Chart and figure data
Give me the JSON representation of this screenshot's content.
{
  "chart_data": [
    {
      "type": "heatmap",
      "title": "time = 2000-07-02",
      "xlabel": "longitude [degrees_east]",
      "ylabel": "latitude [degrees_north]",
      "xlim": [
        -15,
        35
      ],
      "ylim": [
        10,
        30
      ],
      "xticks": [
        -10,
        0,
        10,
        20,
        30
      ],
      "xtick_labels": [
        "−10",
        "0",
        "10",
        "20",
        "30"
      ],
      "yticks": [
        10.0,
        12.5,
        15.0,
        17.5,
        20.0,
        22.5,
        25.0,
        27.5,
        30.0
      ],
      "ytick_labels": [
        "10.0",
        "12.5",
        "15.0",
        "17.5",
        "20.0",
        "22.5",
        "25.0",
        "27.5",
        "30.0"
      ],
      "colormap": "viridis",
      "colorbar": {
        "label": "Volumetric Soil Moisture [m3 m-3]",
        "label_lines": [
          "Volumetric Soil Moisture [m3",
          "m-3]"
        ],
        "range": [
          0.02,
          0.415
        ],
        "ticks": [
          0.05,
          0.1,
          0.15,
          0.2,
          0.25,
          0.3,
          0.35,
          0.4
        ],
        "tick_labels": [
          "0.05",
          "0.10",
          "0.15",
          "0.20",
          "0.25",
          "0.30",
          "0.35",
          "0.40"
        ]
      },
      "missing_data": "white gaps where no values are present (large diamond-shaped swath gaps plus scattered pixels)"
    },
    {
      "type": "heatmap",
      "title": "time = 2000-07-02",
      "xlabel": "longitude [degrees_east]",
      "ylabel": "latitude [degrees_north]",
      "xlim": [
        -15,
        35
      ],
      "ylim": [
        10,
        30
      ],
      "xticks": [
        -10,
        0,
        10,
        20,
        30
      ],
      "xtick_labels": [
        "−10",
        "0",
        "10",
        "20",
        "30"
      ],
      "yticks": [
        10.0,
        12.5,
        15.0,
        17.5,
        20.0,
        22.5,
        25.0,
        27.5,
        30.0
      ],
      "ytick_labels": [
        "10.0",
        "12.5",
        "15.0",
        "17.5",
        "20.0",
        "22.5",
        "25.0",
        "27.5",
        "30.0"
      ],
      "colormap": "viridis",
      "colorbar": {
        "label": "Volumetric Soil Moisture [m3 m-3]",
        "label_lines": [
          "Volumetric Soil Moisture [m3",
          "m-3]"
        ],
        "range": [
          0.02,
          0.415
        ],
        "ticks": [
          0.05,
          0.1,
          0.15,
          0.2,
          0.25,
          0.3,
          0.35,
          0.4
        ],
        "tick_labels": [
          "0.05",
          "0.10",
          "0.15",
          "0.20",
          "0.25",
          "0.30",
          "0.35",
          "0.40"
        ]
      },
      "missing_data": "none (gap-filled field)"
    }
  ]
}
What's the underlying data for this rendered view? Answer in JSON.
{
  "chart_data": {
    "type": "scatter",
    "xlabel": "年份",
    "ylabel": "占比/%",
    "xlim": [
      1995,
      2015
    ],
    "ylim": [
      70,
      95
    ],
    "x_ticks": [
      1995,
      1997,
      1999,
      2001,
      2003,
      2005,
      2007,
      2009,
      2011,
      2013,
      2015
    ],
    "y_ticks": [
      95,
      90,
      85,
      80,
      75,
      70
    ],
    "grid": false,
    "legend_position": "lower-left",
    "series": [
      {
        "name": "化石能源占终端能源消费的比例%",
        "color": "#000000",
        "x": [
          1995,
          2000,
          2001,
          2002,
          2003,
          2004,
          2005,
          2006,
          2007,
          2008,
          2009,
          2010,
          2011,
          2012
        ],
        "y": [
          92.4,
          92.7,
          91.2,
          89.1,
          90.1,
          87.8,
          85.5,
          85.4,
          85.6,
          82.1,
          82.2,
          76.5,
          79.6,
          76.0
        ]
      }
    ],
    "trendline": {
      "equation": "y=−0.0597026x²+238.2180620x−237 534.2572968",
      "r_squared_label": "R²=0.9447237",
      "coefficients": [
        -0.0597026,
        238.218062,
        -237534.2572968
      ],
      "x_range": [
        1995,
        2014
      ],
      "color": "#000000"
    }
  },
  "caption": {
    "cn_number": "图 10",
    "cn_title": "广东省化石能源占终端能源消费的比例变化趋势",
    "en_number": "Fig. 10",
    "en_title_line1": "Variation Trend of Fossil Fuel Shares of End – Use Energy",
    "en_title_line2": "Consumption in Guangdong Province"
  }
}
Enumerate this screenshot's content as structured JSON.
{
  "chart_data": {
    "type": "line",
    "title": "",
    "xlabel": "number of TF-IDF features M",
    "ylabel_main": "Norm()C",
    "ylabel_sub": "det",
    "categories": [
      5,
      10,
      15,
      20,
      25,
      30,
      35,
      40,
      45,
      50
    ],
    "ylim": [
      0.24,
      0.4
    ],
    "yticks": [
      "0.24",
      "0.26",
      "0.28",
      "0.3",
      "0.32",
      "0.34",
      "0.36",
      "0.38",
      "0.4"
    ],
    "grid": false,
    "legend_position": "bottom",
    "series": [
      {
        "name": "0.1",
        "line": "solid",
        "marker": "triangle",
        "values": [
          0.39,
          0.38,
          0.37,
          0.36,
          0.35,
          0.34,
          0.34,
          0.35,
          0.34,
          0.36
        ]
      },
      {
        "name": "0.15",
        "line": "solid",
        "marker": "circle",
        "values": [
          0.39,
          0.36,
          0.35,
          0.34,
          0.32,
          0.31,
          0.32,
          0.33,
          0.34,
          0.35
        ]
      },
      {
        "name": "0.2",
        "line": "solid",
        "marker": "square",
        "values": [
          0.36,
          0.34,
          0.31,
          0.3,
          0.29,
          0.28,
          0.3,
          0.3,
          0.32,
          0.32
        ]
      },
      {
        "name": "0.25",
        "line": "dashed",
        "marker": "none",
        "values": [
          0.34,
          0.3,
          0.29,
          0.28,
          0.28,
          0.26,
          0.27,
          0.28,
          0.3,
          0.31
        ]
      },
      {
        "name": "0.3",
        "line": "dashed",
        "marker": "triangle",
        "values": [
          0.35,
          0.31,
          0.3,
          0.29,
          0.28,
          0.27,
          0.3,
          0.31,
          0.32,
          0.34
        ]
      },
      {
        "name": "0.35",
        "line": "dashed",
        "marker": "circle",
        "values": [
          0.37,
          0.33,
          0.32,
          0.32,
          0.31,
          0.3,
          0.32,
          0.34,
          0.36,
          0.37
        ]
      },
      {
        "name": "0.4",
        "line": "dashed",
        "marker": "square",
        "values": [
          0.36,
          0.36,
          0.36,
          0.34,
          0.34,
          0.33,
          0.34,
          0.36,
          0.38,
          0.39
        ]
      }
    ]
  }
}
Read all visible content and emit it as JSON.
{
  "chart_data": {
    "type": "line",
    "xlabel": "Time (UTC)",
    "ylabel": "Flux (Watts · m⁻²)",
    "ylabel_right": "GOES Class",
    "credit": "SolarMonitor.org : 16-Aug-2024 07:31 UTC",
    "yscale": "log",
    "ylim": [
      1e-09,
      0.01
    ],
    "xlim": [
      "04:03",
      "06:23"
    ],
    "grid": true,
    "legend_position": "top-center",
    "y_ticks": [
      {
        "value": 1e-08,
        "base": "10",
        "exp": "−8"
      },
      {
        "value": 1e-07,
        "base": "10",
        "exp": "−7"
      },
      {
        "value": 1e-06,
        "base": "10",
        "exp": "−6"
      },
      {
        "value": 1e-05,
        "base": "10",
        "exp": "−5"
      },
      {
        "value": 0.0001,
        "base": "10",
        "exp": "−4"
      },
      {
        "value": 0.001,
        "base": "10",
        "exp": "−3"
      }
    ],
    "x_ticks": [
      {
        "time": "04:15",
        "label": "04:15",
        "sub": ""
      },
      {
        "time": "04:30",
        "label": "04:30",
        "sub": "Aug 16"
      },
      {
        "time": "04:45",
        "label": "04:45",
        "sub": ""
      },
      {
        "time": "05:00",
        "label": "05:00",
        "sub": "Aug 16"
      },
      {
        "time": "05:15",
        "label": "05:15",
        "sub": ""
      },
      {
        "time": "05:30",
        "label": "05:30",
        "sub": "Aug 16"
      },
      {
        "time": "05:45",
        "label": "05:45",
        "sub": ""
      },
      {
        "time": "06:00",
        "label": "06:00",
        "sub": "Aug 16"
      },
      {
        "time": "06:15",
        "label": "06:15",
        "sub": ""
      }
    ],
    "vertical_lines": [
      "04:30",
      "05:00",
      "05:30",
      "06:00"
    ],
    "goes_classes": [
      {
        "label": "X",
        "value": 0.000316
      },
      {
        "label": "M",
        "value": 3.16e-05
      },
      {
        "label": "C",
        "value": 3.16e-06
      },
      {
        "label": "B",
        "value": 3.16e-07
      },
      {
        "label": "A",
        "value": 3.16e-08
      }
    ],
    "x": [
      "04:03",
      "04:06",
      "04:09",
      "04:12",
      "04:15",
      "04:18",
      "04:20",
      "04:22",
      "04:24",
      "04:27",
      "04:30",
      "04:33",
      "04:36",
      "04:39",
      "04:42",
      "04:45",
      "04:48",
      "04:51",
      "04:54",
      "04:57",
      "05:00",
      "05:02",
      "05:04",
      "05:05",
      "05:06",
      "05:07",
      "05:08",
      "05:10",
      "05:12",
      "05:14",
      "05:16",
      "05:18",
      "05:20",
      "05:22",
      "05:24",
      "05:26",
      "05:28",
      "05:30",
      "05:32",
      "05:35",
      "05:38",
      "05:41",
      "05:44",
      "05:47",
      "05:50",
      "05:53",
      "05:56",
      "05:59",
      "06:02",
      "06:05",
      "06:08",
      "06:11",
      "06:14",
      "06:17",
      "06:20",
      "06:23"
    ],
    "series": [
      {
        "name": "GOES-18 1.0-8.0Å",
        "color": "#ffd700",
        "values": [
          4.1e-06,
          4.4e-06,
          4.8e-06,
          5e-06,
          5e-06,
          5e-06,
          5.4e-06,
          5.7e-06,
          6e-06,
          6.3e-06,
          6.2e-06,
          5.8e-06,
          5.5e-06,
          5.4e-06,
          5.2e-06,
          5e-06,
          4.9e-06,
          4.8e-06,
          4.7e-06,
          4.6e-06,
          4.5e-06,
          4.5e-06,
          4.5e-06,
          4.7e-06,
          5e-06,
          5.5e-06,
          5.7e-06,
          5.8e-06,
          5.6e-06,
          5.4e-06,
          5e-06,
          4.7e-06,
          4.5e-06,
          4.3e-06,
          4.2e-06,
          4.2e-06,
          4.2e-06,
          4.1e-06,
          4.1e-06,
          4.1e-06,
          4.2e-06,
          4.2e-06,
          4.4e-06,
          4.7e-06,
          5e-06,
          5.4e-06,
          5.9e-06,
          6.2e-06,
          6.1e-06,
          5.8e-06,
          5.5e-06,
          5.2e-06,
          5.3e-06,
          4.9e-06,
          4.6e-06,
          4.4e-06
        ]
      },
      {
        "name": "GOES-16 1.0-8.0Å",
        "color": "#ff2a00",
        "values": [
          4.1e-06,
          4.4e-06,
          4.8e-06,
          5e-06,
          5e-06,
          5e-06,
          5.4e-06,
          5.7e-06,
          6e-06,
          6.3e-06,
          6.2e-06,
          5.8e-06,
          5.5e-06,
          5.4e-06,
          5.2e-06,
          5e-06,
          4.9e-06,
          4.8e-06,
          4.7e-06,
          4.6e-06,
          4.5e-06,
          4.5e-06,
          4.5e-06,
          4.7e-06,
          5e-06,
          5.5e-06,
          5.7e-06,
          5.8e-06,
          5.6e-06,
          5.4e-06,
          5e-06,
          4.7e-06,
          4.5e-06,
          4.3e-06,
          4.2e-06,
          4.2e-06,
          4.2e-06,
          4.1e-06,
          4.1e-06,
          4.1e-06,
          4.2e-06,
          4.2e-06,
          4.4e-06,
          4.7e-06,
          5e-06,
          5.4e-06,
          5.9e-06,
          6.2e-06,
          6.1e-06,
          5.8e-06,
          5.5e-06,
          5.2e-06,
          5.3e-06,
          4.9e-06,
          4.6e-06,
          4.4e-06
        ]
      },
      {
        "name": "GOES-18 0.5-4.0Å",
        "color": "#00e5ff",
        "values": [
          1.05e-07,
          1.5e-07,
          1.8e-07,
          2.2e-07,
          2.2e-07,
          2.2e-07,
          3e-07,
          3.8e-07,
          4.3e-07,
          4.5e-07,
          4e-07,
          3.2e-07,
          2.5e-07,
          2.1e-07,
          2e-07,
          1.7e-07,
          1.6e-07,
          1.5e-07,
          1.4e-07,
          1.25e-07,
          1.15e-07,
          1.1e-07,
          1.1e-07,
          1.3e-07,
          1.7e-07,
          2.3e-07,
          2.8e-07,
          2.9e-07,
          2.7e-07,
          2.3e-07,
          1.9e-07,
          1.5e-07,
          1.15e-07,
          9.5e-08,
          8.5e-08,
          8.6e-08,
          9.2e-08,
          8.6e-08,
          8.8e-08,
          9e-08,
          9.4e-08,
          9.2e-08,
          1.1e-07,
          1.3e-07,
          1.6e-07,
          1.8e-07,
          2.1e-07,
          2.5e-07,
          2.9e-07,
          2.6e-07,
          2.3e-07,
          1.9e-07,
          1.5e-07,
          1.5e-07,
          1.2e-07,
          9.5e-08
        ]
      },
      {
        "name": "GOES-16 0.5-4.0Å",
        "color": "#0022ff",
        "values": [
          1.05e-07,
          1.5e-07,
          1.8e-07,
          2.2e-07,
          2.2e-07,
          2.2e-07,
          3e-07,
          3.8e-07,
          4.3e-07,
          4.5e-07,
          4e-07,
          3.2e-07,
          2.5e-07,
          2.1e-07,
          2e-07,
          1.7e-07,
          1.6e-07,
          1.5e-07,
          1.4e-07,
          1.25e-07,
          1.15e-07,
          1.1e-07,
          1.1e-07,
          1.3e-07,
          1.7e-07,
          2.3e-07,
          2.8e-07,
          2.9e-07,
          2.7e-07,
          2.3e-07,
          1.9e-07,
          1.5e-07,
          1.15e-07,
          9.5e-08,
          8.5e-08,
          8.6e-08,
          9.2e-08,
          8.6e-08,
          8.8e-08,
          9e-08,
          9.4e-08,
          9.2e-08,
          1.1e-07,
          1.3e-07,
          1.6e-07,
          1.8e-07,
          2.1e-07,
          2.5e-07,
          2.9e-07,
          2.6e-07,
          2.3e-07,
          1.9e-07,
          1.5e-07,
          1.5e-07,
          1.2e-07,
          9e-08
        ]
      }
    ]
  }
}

→ **EXERCISE**
Using the material above, state how many lines include the string "xlabel". Answer with a single number.

→ **EXERCISE ANSWER**
5